-- READING PASSAGE follows --
Adverse effects have been shown for P. rubescens densities known to occur in pre-alpine lakes, thus providing a possible explanation for recurrent slumps in coregonid yields observable in several of those lakes, e.g. in Lake Ammersee. Hence, this study aimed to elucidate whether there is evidence for P. rubescens exposure of coregonids in Lake Ammersee. Feral coregonids were obtained between 2001 and 2004 from monthly catches carried out with gill nets of various mesh sizes. The sample cohort was completed by samples from catches of local fishermen, including samples taken during bloom episodes in 1998 and 1999. Fish were investigated microscopically for accumulation of ingested P. rubescens filaments within the intestine. Gut contents were analysed for cyanobacterial biliprotein and gut contents as well as liver homogenates were analysed for microcystin accumulation. P. rubescens filaments were observable in the coregonids gut contents giving evidence for P. rubescens exposure of coregonids in Lake Ammersee. The results demonstrate this exposure to cause an accumulation of P. rubescens components within the coregonids intestine, as 8% of the investigated coregonids showed prominent blue colouration of gut contents probably resulting from a significant accumulation of cyanobacterial biliproteins.
From the coregonids sampled during bloom episodes in August 1998 and April 1999, four out of ten contained significant microcystin accumulations, which unambiguously demonstrate microcystin exposure of feral coregonids in Lake Ammersee. The detection of covalently-bound microcystin in liver tissue furthermore demonstrates microcystins to traverse the ileal membrane and to accumulate in the liver. This makes substantial detrimental effects on the coregonids appear inevitable and thus substantiates the initially proposed suggestion of a causal relationship between P. rubescens mass occurrence and challenged coregonid populations in pre-alpine lakes such as Lake Ammersee.
-- READING PASSAGE concluded --
> _PROBLEMS TO SOLVE_:
- A) List every year that the passage on coregonids in Lake Ammersee mentions.
- B) In the passage on coregonids in Lake Ammersee, what share of the investigated coregonids showed prominent blue colouration of gut contents?
- C) From the passage on coregonids in Lake Ammersee, extract the text from "From the coregonids" up to and including "as Lake Ammersee.".
-- INFORMATION SHOWN follows --
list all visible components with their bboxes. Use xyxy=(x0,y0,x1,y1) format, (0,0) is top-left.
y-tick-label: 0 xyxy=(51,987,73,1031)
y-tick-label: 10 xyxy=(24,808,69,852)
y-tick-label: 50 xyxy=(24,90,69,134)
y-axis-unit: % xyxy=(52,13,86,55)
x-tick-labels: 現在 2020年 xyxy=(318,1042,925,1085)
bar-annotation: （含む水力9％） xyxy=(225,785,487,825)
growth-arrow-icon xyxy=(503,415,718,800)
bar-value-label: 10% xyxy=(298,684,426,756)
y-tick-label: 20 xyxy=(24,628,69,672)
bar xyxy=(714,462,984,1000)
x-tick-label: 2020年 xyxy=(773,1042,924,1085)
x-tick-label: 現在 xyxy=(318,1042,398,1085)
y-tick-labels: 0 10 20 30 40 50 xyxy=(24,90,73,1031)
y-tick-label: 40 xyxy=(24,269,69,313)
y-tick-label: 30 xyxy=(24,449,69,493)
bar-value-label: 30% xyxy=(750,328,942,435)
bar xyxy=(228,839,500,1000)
-- INFORMATION SHOWN concluded --
> _SOLUTIONS TO THE EXERCISE_:
- A) 1998, 1999, 2001, 2004

- B) 8%

- C)
From the coregonids sampled during bloom episodes in August 1998 and April 1999, four out of ten contained significant microcystin accumulations, which unambiguously demonstrate microcystin exposure of feral coregonids in Lake Ammersee. The detection of covalently-bound microcystin in liver tissue furthermore demonstrates microcystins to traverse the ileal membrane and to accumulate in the liver. This makes substantial detrimental effects on the coregonids appear inevitable and thus substantiates the initially proposed suggestion of a causal relationship between P. rubescens mass occurrence and challenged coregonid populations in pre-alpine lakes such as Lake Ammersee.